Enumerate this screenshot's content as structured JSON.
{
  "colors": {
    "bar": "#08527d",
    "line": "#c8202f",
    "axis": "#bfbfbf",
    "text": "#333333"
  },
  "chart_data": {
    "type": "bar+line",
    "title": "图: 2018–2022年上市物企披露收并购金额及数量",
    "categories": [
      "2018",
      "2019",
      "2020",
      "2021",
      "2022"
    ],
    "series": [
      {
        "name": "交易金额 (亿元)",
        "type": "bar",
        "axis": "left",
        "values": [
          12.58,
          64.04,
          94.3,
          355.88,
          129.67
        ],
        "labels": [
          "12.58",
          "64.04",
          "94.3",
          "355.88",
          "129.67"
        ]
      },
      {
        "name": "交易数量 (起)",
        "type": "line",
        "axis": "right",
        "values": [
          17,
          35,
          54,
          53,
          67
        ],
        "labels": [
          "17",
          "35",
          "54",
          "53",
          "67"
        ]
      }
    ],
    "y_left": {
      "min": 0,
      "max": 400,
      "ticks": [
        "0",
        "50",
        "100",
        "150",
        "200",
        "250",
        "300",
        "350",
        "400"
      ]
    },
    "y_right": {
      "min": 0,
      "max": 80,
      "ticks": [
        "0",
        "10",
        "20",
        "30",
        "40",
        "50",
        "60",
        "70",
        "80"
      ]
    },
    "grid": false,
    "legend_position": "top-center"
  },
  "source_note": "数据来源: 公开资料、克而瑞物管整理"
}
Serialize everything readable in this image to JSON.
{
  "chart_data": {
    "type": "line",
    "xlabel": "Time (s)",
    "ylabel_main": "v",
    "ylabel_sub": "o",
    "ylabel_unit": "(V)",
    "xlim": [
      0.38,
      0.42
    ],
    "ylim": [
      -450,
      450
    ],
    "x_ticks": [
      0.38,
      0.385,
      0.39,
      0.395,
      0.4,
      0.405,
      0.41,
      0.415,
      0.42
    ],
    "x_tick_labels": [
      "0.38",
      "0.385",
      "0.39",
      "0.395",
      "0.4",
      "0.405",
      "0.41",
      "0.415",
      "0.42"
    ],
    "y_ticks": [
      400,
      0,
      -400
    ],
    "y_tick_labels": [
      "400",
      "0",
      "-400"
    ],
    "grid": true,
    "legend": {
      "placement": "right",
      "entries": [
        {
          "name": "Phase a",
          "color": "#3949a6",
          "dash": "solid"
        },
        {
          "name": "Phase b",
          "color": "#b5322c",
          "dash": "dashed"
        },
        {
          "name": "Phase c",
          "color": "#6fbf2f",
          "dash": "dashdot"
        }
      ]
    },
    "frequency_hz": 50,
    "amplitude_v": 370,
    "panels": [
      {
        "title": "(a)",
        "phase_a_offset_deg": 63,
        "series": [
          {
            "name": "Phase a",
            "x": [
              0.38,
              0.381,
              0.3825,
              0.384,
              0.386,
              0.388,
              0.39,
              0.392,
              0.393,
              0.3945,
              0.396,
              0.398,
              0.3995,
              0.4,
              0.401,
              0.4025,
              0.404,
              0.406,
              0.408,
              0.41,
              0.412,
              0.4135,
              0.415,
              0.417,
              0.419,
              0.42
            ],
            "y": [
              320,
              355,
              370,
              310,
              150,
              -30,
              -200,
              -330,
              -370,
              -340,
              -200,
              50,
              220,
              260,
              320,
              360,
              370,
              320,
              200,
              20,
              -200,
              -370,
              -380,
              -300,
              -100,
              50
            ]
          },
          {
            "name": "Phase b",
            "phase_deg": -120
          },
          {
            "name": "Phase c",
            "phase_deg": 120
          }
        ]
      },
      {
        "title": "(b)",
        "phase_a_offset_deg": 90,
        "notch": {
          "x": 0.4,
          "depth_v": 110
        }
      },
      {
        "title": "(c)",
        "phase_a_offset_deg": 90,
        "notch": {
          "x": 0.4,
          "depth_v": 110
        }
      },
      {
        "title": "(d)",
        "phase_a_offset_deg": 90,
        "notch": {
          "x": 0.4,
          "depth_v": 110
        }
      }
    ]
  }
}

----

● **BRIEF**:
Output the records exactly, including every line.

● **THE RESPONSE**:
Enumerate this screenshot's content as structured JSON.
{
  "colors": {
    "bar": "#08527d",
    "line": "#c8202f",
    "axis": "#bfbfbf",
    "text": "#333333"
  },
  "chart_data": {
    "type": "bar+line",
    "title": "图: 2018–2022年上市物企披露收并购金额及数量",
    "categories": [
      "2018",
      "2019",
      "2020",
      "2021",
      "2022"
    ],
    "series": [
      {
        "name": "交易金额 (亿元)",
        "type": "bar",
        "axis": "left",
        "values": [
          12.58,
          64.04,
          94.3,
          355.88,
          129.67
        ],
        "labels": [
          "12.58",
          "64.04",
          "94.3",
          "355.88",
          "129.67"
        ]
      },
      {
        "name": "交易数量 (起)",
        "type": "line",
        "axis": "right",
        "values": [
          17,
          35,
          54,
          53,
          67
        ],
        "labels": [
          "17",
          "35",
          "54",
          "53",
          "67"
        ]
      }
    ],
    "y_left": {
      "min": 0,
      "max": 400,
      "ticks": [
        "0",
        "50",
        "100",
        "150",
        "200",
        "250",
        "300",
        "350",
        "400"
      ]
    },
    "y_right": {
      "min": 0,
      "max": 80,
      "ticks": [
        "0",
        "10",
        "20",
        "30",
        "40",
        "50",
        "60",
        "70",
        "80"
      ]
    },
    "grid": false,
    "legend_position": "top-center"
  },
  "source_note": "数据来源: 公开资料、克而瑞物管整理"
}
Serialize everything readable in this image to JSON.
{
  "chart_data": {
    "type": "line",
    "xlabel": "Time (s)",
    "ylabel_main": "v",
    "ylabel_sub": "o",
    "ylabel_unit": "(V)",
    "xlim": [
      0.38,
      0.42
    ],
    "ylim": [
      -450,
      450
    ],
    "x_ticks": [
      0.38,
      0.385,
      0.39,
      0.395,
      0.4,
      0.405,
      0.41,
      0.415,
      0.42
    ],
    "x_tick_labels": [
      "0.38",
      "0.385",
      "0.39",
      "0.395",
      "0.4",
      "0.405",
      "0.41",
      "0.415",
      "0.42"
    ],
    "y_ticks": [
      400,
      0,
      -400
    ],
    "y_tick_labels": [
      "400",
      "0",
      "-400"
    ],
    "grid": true,
    "legend": {
      "placement": "right",
      "entries": [
        {
          "name": "Phase a",
          "color": "#3949a6",
          "dash": "solid"
        },
        {
          "name": "Phase b",
          "color": "#b5322c",
          "dash": "dashed"
        },
        {
          "name": "Phase c",
          "color": "#6fbf2f",
          "dash": "dashdot"
        }
      ]
    },
    "frequency_hz": 50,
    "amplitude_v": 370,
    "panels": [
      {
        "title": "(a)",
        "phase_a_offset_deg": 63,
        "series": [
          {
            "name": "Phase a",
            "x": [
              0.38,
              0.381,
              0.3825,
              0.384,
              0.386,
              0.388,
              0.39,
              0.392,
              0.393,
              0.3945,
              0.396,
              0.398,
              0.3995,
              0.4,
              0.401,
              0.4025,
              0.404,
              0.406,
              0.408,
              0.41,
              0.412,
              0.4135,
              0.415,
              0.417,
              0.419,
              0.42
            ],
            "y": [
              320,
              355,
              370,
              310,
              150,
              -30,
              -200,
              -330,
              -370,
              -340,
              -200,
              50,
              220,
              260,
              320,
              360,
              370,
              320,
              200,
              20,
              -200,
              -370,
              -380,
              -300,
              -100,
              50
            ]
          },
          {
            "name": "Phase b",
            "phase_deg": -120
          },
          {
            "name": "Phase c",
            "phase_deg": 120
          }
        ]
      },
      {
        "title": "(b)",
        "phase_a_offset_deg": 90,
        "notch": {
          "x": 0.4,
          "depth_v": 110
        }
      },
      {
        "title": "(c)",
        "phase_a_offset_deg": 90,
        "notch": {
          "x": 0.4,
          "depth_v": 110
        }
      },
      {
        "title": "(d)",
        "phase_a_offset_deg": 90,
        "notch": {
          "x": 0.4,
          "depth_v": 110
        }
      }
    ]
  }
}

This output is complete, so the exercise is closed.